→ EXERCISE DETAILS: For the material that follows, list every line containing the word "page".

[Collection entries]

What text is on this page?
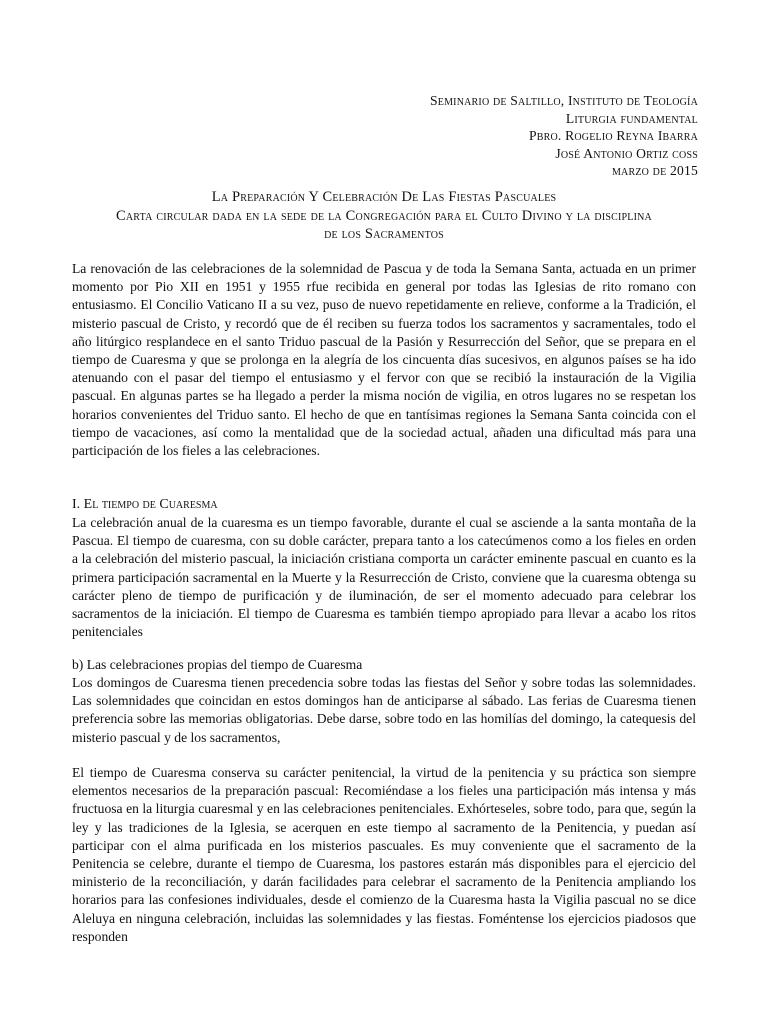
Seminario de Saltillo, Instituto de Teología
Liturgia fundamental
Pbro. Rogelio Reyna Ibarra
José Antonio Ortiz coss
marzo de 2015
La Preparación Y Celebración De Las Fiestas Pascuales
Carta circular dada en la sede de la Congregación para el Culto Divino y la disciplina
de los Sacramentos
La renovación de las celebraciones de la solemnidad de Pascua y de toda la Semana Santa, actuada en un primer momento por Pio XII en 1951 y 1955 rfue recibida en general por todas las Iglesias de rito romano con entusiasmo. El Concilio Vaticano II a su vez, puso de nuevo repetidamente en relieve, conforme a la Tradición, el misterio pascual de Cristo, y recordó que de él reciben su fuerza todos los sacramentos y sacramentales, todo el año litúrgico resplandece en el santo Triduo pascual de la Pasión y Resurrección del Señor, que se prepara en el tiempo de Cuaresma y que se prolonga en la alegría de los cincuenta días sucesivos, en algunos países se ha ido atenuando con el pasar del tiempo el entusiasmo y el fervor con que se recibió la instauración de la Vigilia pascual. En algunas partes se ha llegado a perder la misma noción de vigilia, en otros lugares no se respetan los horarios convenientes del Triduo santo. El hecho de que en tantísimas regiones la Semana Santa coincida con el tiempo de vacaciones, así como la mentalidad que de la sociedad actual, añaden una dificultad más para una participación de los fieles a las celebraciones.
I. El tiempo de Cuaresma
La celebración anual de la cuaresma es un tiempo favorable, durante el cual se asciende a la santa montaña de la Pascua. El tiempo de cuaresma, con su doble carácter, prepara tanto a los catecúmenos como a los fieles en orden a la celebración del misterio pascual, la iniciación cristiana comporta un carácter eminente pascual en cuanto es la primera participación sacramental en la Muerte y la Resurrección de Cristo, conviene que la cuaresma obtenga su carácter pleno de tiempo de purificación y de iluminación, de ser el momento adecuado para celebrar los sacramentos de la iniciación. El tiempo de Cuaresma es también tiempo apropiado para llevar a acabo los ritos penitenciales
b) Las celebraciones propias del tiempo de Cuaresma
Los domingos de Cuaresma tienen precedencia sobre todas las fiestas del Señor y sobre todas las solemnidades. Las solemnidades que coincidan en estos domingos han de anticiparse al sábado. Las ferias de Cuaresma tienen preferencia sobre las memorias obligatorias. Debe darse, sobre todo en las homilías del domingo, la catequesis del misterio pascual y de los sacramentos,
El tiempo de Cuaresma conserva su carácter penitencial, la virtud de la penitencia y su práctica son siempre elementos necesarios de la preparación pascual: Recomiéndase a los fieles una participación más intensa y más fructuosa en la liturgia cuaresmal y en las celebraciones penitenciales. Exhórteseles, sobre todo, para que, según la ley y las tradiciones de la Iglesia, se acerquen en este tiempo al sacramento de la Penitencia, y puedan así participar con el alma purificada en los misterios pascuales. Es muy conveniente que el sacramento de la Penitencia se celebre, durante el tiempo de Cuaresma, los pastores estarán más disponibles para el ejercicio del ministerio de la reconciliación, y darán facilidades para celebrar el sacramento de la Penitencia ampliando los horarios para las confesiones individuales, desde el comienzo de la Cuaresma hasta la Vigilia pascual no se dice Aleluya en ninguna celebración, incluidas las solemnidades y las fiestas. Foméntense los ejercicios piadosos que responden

--

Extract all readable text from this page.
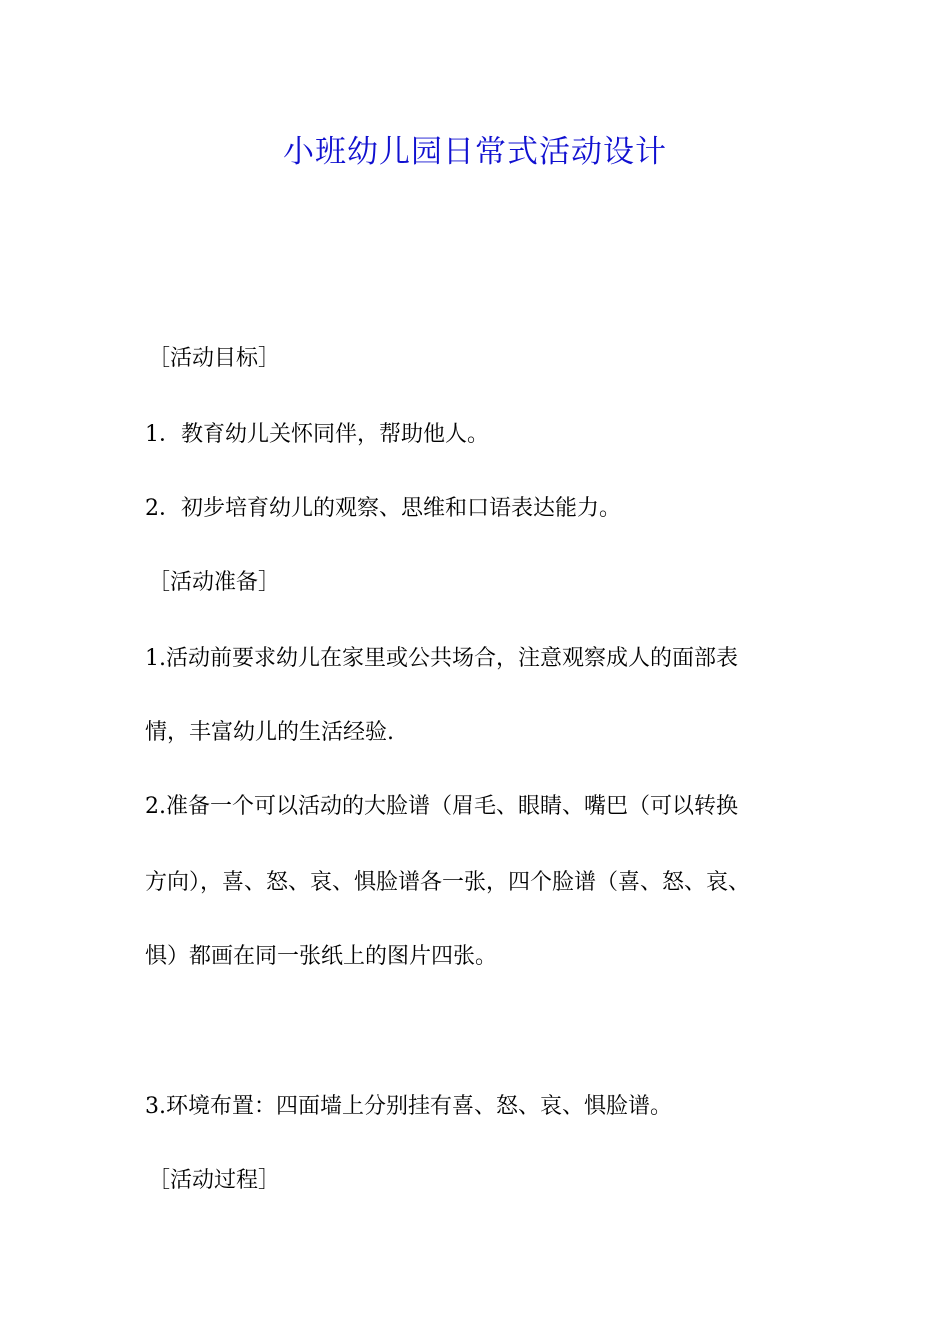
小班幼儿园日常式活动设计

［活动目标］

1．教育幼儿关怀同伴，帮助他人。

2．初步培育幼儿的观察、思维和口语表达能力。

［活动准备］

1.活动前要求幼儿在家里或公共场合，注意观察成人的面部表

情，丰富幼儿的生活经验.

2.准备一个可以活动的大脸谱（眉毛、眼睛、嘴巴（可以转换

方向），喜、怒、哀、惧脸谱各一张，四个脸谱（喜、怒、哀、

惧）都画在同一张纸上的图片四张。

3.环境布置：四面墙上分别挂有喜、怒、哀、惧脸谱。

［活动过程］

→ TASK RESULT:
What text is on this page?
Extract all readable text from this page.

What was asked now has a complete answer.